Exercise objective: Every line below that holds the string "ABSTRACTION" should be copied out.

Input material:
'''
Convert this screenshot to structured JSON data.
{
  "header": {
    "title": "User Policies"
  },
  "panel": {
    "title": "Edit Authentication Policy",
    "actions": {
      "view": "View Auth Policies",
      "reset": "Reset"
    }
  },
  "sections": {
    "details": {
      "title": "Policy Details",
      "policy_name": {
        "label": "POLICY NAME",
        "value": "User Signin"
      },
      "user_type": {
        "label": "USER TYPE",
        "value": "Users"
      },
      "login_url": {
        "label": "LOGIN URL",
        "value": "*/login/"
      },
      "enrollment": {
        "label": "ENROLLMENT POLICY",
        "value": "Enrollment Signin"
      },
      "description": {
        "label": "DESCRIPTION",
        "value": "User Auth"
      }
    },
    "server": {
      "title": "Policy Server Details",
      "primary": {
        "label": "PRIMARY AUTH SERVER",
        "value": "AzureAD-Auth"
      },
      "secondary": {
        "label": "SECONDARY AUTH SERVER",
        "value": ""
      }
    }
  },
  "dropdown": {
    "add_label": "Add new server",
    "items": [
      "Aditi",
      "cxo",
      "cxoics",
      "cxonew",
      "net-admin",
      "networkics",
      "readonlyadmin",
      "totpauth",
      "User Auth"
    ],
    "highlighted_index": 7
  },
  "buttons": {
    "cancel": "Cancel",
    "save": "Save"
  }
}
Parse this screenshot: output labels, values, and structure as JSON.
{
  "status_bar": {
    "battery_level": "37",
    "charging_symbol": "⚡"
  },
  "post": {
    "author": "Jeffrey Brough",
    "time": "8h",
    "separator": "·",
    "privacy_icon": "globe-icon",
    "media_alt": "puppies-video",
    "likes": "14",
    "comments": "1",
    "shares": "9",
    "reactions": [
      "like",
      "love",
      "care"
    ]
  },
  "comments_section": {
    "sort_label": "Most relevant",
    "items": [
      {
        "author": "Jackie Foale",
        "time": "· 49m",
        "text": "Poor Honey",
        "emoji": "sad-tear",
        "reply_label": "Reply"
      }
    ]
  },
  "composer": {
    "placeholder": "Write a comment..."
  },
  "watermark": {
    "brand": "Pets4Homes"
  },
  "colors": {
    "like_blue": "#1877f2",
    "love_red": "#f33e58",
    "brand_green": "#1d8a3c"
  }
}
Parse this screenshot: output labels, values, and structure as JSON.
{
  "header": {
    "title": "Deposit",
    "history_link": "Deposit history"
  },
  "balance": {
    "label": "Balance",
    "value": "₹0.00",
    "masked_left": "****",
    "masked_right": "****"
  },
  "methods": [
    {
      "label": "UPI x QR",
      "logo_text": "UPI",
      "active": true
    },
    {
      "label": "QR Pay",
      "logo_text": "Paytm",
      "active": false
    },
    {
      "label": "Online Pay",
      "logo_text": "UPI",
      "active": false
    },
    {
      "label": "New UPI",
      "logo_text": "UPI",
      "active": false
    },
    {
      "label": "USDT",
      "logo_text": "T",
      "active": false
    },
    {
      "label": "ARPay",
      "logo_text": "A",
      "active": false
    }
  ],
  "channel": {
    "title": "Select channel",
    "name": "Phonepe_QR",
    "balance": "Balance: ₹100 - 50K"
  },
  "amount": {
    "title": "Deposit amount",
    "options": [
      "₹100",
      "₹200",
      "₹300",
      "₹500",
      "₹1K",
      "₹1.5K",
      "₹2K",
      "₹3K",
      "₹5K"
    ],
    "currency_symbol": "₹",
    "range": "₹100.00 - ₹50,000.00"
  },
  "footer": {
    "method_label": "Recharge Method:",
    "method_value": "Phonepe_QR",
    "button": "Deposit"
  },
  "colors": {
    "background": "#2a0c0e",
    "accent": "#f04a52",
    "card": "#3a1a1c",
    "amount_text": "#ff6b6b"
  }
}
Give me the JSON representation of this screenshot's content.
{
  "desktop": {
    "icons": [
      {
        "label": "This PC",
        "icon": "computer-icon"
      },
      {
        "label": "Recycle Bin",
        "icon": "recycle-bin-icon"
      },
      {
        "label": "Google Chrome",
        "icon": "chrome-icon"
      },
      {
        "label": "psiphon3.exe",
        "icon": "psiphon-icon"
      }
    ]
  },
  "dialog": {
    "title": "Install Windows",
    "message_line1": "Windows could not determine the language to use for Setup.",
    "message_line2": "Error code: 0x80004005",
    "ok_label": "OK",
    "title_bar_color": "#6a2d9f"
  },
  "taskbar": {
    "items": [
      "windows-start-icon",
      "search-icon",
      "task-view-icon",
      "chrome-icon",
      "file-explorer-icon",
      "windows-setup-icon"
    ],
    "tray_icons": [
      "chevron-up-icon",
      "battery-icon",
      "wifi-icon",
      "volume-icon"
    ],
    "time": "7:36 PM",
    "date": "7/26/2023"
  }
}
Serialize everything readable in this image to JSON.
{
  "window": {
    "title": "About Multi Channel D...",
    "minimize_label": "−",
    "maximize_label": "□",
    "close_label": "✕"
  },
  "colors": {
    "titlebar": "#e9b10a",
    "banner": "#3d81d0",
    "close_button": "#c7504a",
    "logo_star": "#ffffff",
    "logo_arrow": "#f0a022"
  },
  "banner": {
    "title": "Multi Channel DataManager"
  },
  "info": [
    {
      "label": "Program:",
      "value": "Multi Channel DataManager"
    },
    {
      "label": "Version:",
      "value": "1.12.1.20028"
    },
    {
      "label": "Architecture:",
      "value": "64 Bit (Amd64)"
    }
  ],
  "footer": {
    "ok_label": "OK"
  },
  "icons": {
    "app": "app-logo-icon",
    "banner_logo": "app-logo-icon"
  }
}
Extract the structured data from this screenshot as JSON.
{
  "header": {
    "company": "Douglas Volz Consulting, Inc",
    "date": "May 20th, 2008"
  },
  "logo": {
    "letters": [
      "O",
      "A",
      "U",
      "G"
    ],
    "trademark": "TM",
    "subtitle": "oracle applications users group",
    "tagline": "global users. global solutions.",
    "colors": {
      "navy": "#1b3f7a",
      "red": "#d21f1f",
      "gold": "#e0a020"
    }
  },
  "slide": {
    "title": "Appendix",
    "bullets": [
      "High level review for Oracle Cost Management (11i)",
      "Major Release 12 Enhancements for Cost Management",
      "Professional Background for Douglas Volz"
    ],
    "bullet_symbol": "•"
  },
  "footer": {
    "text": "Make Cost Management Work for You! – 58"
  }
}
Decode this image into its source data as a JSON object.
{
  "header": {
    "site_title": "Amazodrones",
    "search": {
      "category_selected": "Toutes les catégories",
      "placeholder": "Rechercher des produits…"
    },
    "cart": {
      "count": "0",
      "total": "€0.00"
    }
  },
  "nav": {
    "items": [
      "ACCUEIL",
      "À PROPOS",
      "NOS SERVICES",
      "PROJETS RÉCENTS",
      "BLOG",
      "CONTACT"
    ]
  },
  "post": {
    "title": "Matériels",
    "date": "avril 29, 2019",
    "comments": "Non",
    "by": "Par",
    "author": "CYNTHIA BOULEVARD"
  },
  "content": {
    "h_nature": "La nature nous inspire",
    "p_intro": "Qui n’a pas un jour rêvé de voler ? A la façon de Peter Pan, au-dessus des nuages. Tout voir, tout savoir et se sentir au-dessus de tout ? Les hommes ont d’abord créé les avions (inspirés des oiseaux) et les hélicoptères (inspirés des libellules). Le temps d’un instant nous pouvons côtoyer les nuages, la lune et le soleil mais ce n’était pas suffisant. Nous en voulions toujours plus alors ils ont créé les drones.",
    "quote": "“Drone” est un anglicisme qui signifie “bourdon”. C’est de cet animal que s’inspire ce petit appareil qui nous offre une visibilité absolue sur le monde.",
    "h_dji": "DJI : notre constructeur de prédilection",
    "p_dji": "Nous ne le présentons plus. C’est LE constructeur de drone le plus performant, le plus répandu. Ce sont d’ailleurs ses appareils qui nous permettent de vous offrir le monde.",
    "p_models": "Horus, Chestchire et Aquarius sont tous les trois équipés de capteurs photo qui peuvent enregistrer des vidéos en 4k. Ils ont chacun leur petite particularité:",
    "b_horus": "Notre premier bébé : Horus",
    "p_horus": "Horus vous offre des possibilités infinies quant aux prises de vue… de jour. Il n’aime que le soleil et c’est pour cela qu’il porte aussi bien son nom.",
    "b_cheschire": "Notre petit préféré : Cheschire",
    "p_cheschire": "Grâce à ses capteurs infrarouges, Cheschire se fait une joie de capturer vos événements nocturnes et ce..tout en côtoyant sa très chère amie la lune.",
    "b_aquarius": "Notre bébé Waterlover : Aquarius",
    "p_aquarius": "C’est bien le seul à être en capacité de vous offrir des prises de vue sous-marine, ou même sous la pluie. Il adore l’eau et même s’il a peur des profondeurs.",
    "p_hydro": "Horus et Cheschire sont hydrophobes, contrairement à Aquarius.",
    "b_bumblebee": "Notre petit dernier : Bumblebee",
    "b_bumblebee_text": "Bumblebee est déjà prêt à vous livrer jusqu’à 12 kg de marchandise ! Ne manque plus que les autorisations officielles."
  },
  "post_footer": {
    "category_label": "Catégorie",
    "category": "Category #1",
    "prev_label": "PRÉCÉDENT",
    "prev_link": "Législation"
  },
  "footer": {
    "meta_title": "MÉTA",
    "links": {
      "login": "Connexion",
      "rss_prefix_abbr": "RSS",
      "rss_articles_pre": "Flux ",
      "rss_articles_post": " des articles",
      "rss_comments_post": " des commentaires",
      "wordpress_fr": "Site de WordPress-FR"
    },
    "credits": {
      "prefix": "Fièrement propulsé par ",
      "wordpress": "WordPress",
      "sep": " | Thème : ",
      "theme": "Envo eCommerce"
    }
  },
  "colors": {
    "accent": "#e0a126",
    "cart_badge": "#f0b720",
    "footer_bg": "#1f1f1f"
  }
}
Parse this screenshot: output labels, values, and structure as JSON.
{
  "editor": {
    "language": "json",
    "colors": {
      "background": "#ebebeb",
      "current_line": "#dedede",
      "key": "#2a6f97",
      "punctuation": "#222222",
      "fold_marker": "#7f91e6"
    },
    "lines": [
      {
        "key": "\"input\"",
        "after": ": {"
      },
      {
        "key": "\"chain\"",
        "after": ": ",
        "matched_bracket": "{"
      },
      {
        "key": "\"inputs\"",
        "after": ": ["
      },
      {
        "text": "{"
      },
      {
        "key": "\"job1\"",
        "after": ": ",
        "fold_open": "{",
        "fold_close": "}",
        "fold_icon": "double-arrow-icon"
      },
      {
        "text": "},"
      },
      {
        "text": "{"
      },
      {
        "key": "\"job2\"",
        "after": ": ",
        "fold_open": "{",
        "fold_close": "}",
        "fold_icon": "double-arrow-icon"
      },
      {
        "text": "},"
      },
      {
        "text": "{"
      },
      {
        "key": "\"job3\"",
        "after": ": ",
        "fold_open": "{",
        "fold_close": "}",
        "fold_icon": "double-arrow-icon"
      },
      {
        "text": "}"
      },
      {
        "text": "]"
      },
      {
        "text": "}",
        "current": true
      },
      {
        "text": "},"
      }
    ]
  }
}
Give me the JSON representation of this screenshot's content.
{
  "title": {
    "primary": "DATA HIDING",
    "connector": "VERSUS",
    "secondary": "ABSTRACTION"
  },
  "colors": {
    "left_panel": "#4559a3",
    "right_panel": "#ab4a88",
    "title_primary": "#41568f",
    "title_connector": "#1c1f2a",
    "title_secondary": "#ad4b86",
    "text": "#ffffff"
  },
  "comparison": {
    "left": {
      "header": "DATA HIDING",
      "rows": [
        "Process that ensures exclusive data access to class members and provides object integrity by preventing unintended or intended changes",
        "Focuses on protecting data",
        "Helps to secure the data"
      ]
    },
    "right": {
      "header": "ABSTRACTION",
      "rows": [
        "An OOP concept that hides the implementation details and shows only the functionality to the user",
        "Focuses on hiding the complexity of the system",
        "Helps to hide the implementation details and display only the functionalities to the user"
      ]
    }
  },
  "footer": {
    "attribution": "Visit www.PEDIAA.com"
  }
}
'''
Answer to the task:
    "secondary": "ABSTRACTION"
      "header": "ABSTRACTION",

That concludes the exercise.